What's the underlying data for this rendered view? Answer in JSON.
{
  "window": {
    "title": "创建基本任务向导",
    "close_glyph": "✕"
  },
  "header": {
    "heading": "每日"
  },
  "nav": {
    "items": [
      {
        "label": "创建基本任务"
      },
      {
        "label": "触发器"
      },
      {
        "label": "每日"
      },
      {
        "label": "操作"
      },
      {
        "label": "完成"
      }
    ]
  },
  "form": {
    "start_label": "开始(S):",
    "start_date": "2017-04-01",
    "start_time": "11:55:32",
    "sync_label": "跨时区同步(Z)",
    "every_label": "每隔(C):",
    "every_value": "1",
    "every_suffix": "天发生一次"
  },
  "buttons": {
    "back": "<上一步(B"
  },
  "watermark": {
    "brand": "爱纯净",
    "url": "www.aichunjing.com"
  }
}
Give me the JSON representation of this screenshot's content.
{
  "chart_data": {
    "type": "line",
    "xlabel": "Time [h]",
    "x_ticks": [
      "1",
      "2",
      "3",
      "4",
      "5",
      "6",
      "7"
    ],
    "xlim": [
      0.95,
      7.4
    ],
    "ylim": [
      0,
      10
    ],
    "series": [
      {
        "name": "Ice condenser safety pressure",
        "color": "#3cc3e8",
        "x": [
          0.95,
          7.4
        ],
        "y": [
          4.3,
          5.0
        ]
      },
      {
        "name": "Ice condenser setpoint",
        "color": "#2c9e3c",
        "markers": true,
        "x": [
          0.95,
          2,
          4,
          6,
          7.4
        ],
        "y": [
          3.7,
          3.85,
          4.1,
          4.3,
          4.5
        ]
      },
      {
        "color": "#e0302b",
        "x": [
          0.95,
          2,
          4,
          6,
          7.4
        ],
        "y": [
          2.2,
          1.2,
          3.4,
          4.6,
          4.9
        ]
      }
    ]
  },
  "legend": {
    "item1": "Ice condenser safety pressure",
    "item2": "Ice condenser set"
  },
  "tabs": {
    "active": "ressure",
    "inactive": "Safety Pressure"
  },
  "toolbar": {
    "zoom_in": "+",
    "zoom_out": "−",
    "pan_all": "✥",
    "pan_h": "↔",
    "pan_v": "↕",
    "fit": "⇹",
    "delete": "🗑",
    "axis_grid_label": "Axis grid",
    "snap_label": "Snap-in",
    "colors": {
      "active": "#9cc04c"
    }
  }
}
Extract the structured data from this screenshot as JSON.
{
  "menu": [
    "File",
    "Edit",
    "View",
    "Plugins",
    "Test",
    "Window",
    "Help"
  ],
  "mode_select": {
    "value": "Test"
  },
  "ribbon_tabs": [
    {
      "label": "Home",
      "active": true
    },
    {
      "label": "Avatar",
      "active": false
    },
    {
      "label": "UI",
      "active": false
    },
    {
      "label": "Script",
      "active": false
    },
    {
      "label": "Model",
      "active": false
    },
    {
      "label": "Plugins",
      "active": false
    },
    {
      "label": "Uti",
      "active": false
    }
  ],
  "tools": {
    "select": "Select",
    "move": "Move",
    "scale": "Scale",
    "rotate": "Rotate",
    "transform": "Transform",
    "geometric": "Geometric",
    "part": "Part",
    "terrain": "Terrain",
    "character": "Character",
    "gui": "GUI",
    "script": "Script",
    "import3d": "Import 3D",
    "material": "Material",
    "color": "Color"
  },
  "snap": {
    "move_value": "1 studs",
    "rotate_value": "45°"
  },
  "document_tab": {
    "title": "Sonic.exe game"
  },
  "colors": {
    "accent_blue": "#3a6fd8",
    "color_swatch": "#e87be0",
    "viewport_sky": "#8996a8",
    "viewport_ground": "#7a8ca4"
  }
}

· · ·

Write out the listing once more, matching it exactly.

The solution
What's the underlying data for this rendered view? Answer in JSON.
{
  "window": {
    "title": "创建基本任务向导",
    "close_glyph": "✕"
  },
  "header": {
    "heading": "每日"
  },
  "nav": {
    "items": [
      {
        "label": "创建基本任务"
      },
      {
        "label": "触发器"
      },
      {
        "label": "每日"
      },
      {
        "label": "操作"
      },
      {
        "label": "完成"
      }
    ]
  },
  "form": {
    "start_label": "开始(S):",
    "start_date": "2017-04-01",
    "start_time": "11:55:32",
    "sync_label": "跨时区同步(Z)",
    "every_label": "每隔(C):",
    "every_value": "1",
    "every_suffix": "天发生一次"
  },
  "buttons": {
    "back": "<上一步(B"
  },
  "watermark": {
    "brand": "爱纯净",
    "url": "www.aichunjing.com"
  }
}
Give me the JSON representation of this screenshot's content.
{
  "chart_data": {
    "type": "line",
    "xlabel": "Time [h]",
    "x_ticks": [
      "1",
      "2",
      "3",
      "4",
      "5",
      "6",
      "7"
    ],
    "xlim": [
      0.95,
      7.4
    ],
    "ylim": [
      0,
      10
    ],
    "series": [
      {
        "name": "Ice condenser safety pressure",
        "color": "#3cc3e8",
        "x": [
          0.95,
          7.4
        ],
        "y": [
          4.3,
          5.0
        ]
      },
      {
        "name": "Ice condenser setpoint",
        "color": "#2c9e3c",
        "markers": true,
        "x": [
          0.95,
          2,
          4,
          6,
          7.4
        ],
        "y": [
          3.7,
          3.85,
          4.1,
          4.3,
          4.5
        ]
      },
      {
        "color": "#e0302b",
        "x": [
          0.95,
          2,
          4,
          6,
          7.4
        ],
        "y": [
          2.2,
          1.2,
          3.4,
          4.6,
          4.9
        ]
      }
    ]
  },
  "legend": {
    "item1": "Ice condenser safety pressure",
    "item2": "Ice condenser set"
  },
  "tabs": {
    "active": "ressure",
    "inactive": "Safety Pressure"
  },
  "toolbar": {
    "zoom_in": "+",
    "zoom_out": "−",
    "pan_all": "✥",
    "pan_h": "↔",
    "pan_v": "↕",
    "fit": "⇹",
    "delete": "🗑",
    "axis_grid_label": "Axis grid",
    "snap_label": "Snap-in",
    "colors": {
      "active": "#9cc04c"
    }
  }
}
Extract the structured data from this screenshot as JSON.
{
  "menu": [
    "File",
    "Edit",
    "View",
    "Plugins",
    "Test",
    "Window",
    "Help"
  ],
  "mode_select": {
    "value": "Test"
  },
  "ribbon_tabs": [
    {
      "label": "Home",
      "active": true
    },
    {
      "label": "Avatar",
      "active": false
    },
    {
      "label": "UI",
      "active": false
    },
    {
      "label": "Script",
      "active": false
    },
    {
      "label": "Model",
      "active": false
    },
    {
      "label": "Plugins",
      "active": false
    },
    {
      "label": "Uti",
      "active": false
    }
  ],
  "tools": {
    "select": "Select",
    "move": "Move",
    "scale": "Scale",
    "rotate": "Rotate",
    "transform": "Transform",
    "geometric": "Geometric",
    "part": "Part",
    "terrain": "Terrain",
    "character": "Character",
    "gui": "GUI",
    "script": "Script",
    "import3d": "Import 3D",
    "material": "Material",
    "color": "Color"
  },
  "snap": {
    "move_value": "1 studs",
    "rotate_value": "45°"
  },
  "document_tab": {
    "title": "Sonic.exe game"
  },
  "colors": {
    "accent_blue": "#3a6fd8",
    "color_swatch": "#e87be0",
    "viewport_sky": "#8996a8",
    "viewport_ground": "#7a8ca4"
  }
}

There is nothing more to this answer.